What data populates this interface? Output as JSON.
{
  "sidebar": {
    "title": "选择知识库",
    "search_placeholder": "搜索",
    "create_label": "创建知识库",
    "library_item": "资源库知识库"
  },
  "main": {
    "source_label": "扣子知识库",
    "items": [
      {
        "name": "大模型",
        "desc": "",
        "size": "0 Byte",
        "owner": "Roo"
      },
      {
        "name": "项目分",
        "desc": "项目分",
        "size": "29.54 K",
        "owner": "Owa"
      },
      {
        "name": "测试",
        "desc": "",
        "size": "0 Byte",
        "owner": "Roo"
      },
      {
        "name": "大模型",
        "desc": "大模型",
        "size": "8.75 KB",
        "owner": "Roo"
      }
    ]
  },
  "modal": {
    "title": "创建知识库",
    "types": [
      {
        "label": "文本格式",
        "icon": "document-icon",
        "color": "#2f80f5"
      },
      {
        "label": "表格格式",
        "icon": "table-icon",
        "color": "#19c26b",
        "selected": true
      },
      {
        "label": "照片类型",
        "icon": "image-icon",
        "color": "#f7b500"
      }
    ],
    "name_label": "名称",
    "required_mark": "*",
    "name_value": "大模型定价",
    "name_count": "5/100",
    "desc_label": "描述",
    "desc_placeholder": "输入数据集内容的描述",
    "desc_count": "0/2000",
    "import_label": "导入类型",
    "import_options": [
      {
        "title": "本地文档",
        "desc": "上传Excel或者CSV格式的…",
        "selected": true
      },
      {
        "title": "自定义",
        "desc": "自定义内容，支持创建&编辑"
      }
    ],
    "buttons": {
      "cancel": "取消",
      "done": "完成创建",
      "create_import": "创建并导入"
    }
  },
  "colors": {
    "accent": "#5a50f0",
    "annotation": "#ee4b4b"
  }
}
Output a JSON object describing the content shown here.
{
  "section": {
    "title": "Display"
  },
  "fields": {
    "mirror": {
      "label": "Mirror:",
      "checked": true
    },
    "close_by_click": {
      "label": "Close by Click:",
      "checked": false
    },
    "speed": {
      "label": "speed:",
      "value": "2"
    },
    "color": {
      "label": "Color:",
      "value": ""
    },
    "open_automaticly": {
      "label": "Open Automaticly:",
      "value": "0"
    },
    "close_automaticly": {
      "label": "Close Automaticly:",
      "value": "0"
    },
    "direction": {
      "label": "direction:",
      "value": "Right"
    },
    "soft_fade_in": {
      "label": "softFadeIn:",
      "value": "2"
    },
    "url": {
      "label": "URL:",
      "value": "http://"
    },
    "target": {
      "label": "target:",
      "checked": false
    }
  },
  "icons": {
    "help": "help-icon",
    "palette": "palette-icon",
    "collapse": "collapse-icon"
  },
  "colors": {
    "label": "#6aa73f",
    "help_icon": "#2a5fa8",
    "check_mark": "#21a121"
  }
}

* **Problem description**
All of the entries must be written out exactly as they stand.

* **Task answer**
What data populates this interface? Output as JSON.
{
  "sidebar": {
    "title": "选择知识库",
    "search_placeholder": "搜索",
    "create_label": "创建知识库",
    "library_item": "资源库知识库"
  },
  "main": {
    "source_label": "扣子知识库",
    "items": [
      {
        "name": "大模型",
        "desc": "",
        "size": "0 Byte",
        "owner": "Roo"
      },
      {
        "name": "项目分",
        "desc": "项目分",
        "size": "29.54 K",
        "owner": "Owa"
      },
      {
        "name": "测试",
        "desc": "",
        "size": "0 Byte",
        "owner": "Roo"
      },
      {
        "name": "大模型",
        "desc": "大模型",
        "size": "8.75 KB",
        "owner": "Roo"
      }
    ]
  },
  "modal": {
    "title": "创建知识库",
    "types": [
      {
        "label": "文本格式",
        "icon": "document-icon",
        "color": "#2f80f5"
      },
      {
        "label": "表格格式",
        "icon": "table-icon",
        "color": "#19c26b",
        "selected": true
      },
      {
        "label": "照片类型",
        "icon": "image-icon",
        "color": "#f7b500"
      }
    ],
    "name_label": "名称",
    "required_mark": "*",
    "name_value": "大模型定价",
    "name_count": "5/100",
    "desc_label": "描述",
    "desc_placeholder": "输入数据集内容的描述",
    "desc_count": "0/2000",
    "import_label": "导入类型",
    "import_options": [
      {
        "title": "本地文档",
        "desc": "上传Excel或者CSV格式的…",
        "selected": true
      },
      {
        "title": "自定义",
        "desc": "自定义内容，支持创建&编辑"
      }
    ],
    "buttons": {
      "cancel": "取消",
      "done": "完成创建",
      "create_import": "创建并导入"
    }
  },
  "colors": {
    "accent": "#5a50f0",
    "annotation": "#ee4b4b"
  }
}
Output a JSON object describing the content shown here.
{
  "section": {
    "title": "Display"
  },
  "fields": {
    "mirror": {
      "label": "Mirror:",
      "checked": true
    },
    "close_by_click": {
      "label": "Close by Click:",
      "checked": false
    },
    "speed": {
      "label": "speed:",
      "value": "2"
    },
    "color": {
      "label": "Color:",
      "value": ""
    },
    "open_automaticly": {
      "label": "Open Automaticly:",
      "value": "0"
    },
    "close_automaticly": {
      "label": "Close Automaticly:",
      "value": "0"
    },
    "direction": {
      "label": "direction:",
      "value": "Right"
    },
    "soft_fade_in": {
      "label": "softFadeIn:",
      "value": "2"
    },
    "url": {
      "label": "URL:",
      "value": "http://"
    },
    "target": {
      "label": "target:",
      "checked": false
    }
  },
  "icons": {
    "help": "help-icon",
    "palette": "palette-icon",
    "collapse": "collapse-icon"
  },
  "colors": {
    "label": "#6aa73f",
    "help_icon": "#2a5fa8",
    "check_mark": "#21a121"
  }
}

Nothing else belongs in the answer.